>> BEGIN

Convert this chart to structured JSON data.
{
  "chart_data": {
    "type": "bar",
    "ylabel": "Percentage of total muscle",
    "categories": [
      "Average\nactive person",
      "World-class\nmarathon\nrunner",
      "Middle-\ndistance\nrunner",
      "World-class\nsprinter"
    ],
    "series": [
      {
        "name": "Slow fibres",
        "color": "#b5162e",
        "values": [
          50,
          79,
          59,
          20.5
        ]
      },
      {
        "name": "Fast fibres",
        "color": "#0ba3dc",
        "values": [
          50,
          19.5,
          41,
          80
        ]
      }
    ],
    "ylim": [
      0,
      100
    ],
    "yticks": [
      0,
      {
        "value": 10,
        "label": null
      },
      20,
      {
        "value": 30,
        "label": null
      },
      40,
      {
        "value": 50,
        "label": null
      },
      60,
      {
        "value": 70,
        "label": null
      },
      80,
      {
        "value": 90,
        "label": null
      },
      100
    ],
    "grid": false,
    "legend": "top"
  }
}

>> END

*PROBLEM DESCRIPTION:* From the first line to the last, please quote the material above exactly.

*OUTPUT OF THE EXERCISE:*
Convert this chart to structured JSON data.
{
  "chart_data": {
    "type": "bar",
    "ylabel": "Percentage of total muscle",
    "categories": [
      "Average\nactive person",
      "World-class\nmarathon\nrunner",
      "Middle-\ndistance\nrunner",
      "World-class\nsprinter"
    ],
    "series": [
      {
        "name": "Slow fibres",
        "color": "#b5162e",
        "values": [
          50,
          79,
          59,
          20.5
        ]
      },
      {
        "name": "Fast fibres",
        "color": "#0ba3dc",
        "values": [
          50,
          19.5,
          41,
          80
        ]
      }
    ],
    "ylim": [
      0,
      100
    ],
    "yticks": [
      0,
      {
        "value": 10,
        "label": null
      },
      20,
      {
        "value": 30,
        "label": null
      },
      40,
      {
        "value": 50,
        "label": null
      },
      60,
      {
        "value": 70,
        "label": null
      },
      80,
      {
        "value": 90,
        "label": null
      },
      100
    ],
    "grid": false,
    "legend": "top"
  }
}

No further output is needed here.